(Dataset records)
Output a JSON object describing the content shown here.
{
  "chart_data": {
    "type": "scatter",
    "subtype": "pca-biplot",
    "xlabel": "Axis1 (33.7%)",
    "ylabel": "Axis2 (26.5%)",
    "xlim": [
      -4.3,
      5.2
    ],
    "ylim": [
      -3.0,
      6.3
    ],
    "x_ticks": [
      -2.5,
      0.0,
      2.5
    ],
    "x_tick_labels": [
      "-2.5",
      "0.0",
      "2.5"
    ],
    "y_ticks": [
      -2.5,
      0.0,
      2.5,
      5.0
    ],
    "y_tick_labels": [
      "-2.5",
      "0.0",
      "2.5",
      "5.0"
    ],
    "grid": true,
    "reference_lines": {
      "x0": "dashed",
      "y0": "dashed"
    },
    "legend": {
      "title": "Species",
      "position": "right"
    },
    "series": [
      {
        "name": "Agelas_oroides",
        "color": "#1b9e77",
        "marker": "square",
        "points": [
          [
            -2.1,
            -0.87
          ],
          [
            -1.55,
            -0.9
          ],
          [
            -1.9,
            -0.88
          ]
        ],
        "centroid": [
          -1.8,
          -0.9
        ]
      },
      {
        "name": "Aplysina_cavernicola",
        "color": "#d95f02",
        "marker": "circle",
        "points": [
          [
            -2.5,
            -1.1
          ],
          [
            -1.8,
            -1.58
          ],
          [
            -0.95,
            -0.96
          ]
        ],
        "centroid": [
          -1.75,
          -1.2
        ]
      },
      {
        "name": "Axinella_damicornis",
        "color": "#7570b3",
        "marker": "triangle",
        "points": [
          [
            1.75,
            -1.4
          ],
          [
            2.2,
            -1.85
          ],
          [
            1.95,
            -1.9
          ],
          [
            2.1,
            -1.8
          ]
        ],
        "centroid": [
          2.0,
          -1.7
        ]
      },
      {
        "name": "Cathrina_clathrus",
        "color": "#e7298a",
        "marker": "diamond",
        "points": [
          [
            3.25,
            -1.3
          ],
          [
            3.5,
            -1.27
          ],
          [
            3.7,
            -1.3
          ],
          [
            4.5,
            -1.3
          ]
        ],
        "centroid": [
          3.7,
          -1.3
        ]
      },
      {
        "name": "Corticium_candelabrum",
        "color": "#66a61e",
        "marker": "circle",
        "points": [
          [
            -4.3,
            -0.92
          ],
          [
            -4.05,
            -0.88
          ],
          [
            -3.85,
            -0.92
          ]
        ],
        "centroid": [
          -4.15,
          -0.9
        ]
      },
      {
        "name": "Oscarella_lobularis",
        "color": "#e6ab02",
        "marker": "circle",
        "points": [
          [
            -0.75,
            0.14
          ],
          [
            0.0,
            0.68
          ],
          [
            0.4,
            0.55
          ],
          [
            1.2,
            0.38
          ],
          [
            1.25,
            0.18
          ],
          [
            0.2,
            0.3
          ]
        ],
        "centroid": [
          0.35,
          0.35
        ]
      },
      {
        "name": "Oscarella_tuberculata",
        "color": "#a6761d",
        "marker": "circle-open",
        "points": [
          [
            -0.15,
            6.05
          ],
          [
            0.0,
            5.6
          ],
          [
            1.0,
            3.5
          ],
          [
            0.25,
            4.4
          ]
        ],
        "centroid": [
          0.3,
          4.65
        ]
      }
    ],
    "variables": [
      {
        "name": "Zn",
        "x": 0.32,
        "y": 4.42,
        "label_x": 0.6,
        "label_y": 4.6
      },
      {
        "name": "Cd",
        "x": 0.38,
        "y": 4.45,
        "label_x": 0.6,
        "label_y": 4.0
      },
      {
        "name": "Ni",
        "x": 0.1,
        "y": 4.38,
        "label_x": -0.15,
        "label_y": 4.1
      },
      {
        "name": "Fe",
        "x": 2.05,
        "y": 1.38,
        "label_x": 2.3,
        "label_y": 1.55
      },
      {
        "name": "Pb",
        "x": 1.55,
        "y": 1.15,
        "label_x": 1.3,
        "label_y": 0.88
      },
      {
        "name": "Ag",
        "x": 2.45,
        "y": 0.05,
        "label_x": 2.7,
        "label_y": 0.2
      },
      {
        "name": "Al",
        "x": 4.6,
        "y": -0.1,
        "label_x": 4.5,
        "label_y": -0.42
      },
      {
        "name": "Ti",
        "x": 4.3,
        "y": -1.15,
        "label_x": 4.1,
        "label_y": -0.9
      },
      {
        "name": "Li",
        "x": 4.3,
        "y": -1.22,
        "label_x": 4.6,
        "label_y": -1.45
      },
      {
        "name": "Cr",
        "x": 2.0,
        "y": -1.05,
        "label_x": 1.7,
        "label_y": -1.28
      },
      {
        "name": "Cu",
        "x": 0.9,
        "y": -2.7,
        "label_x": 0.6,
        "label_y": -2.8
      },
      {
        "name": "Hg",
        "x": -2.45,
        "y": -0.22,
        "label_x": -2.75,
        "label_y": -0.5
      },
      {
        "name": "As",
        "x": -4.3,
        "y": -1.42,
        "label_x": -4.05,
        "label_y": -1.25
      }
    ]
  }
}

Description of the task:
Scan the records for the string "marker". Copy each line in which it appears.

Result of the task:
        "marker": "square",
        "marker": "circle",
        "marker": "triangle",
        "marker": "diamond",
        "marker": "circle",
        "marker": "circle",
        "marker": "circle-open",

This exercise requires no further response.